Do this: Using the listing below, extract each line that has the word "screenshot" in it.

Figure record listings
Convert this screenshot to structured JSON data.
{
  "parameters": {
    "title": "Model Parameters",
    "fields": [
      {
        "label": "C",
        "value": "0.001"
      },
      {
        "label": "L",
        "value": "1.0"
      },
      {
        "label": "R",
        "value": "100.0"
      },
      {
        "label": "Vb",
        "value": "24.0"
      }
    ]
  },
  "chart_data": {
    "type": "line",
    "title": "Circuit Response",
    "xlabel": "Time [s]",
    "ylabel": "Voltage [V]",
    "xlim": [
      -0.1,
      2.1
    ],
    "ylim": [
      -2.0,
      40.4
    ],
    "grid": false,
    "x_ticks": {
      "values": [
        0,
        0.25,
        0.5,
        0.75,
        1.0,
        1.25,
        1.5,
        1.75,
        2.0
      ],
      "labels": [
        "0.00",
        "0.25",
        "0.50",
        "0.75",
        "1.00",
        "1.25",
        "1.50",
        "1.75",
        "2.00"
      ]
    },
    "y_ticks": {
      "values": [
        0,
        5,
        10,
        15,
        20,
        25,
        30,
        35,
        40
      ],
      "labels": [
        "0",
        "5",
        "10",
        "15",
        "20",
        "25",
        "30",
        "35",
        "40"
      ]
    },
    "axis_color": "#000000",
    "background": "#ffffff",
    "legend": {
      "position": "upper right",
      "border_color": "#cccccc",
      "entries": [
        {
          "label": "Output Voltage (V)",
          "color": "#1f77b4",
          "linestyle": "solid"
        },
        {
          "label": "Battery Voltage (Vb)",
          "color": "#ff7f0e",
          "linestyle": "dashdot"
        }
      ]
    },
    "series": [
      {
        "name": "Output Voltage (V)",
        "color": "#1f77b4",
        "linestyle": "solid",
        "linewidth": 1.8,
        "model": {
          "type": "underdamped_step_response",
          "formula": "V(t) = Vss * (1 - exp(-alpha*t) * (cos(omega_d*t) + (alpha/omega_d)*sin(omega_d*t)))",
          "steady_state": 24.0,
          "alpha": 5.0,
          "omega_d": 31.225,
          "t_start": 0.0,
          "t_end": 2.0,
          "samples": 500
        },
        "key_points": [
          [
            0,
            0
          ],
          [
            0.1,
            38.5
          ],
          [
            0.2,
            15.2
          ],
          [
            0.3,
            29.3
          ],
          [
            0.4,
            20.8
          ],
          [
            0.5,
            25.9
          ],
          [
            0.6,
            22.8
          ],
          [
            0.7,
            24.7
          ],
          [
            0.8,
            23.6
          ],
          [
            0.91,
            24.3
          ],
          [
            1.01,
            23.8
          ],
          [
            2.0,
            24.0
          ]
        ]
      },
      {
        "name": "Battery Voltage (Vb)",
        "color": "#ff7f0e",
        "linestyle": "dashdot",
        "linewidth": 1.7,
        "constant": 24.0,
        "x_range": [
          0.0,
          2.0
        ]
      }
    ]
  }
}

==

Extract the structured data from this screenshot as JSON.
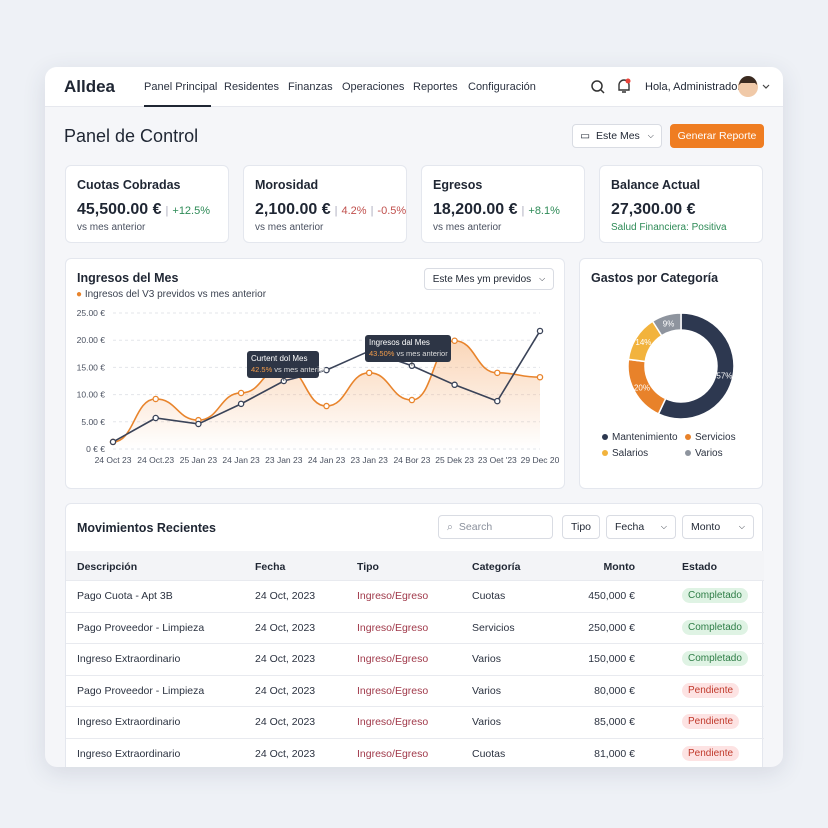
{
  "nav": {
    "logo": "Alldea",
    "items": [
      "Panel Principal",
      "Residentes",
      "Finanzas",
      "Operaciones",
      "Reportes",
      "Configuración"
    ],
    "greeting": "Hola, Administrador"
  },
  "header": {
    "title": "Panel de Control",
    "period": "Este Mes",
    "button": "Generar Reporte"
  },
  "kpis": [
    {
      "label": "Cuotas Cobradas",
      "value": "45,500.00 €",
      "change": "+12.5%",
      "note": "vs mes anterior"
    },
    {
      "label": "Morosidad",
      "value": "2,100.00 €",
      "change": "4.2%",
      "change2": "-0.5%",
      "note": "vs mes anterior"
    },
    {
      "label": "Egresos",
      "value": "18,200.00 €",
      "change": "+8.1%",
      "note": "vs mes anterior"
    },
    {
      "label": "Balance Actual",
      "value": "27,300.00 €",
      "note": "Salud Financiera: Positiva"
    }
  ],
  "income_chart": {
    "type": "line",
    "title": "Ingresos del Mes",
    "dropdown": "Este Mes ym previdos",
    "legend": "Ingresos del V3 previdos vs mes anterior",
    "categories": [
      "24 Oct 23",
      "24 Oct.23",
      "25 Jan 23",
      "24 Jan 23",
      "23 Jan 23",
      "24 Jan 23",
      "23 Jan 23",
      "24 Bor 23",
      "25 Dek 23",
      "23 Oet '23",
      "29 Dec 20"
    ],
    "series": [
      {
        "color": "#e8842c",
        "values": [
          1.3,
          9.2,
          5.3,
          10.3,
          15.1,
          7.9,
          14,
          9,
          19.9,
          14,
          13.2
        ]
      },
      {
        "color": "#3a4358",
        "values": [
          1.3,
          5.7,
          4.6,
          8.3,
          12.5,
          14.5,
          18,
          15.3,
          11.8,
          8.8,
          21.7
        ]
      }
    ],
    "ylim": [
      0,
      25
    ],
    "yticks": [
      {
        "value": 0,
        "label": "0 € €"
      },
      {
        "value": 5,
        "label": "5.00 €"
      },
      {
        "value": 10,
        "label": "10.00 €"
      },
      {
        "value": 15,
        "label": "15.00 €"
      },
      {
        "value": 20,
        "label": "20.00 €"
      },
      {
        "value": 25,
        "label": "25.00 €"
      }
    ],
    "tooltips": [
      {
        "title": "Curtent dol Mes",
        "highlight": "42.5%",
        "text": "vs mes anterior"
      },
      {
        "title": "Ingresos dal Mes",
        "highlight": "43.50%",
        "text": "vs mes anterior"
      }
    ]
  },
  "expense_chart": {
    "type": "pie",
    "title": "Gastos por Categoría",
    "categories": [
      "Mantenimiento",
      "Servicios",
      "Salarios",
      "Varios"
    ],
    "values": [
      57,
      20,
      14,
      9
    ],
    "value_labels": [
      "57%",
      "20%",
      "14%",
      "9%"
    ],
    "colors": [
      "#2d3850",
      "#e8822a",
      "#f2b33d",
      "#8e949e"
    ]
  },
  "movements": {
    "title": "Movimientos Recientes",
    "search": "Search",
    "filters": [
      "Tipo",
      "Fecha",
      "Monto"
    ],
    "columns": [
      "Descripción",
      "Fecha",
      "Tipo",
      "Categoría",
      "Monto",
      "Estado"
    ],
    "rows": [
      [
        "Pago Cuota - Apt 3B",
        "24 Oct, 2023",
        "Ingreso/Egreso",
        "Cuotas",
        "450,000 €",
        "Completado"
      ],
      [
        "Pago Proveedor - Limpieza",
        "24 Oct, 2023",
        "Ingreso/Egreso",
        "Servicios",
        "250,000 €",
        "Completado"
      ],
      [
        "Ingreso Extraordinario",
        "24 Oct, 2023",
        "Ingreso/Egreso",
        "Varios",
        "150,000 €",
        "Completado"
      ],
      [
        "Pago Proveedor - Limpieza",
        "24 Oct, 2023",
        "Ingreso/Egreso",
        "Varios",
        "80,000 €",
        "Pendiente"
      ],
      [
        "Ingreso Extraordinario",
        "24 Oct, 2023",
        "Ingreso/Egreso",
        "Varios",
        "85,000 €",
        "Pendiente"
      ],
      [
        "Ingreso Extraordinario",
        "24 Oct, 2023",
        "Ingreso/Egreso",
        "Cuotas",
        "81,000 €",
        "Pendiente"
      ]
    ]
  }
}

Task result:
Convert this screenshot to structured JSON data.
Extract the structured data from this screenshot as JSON.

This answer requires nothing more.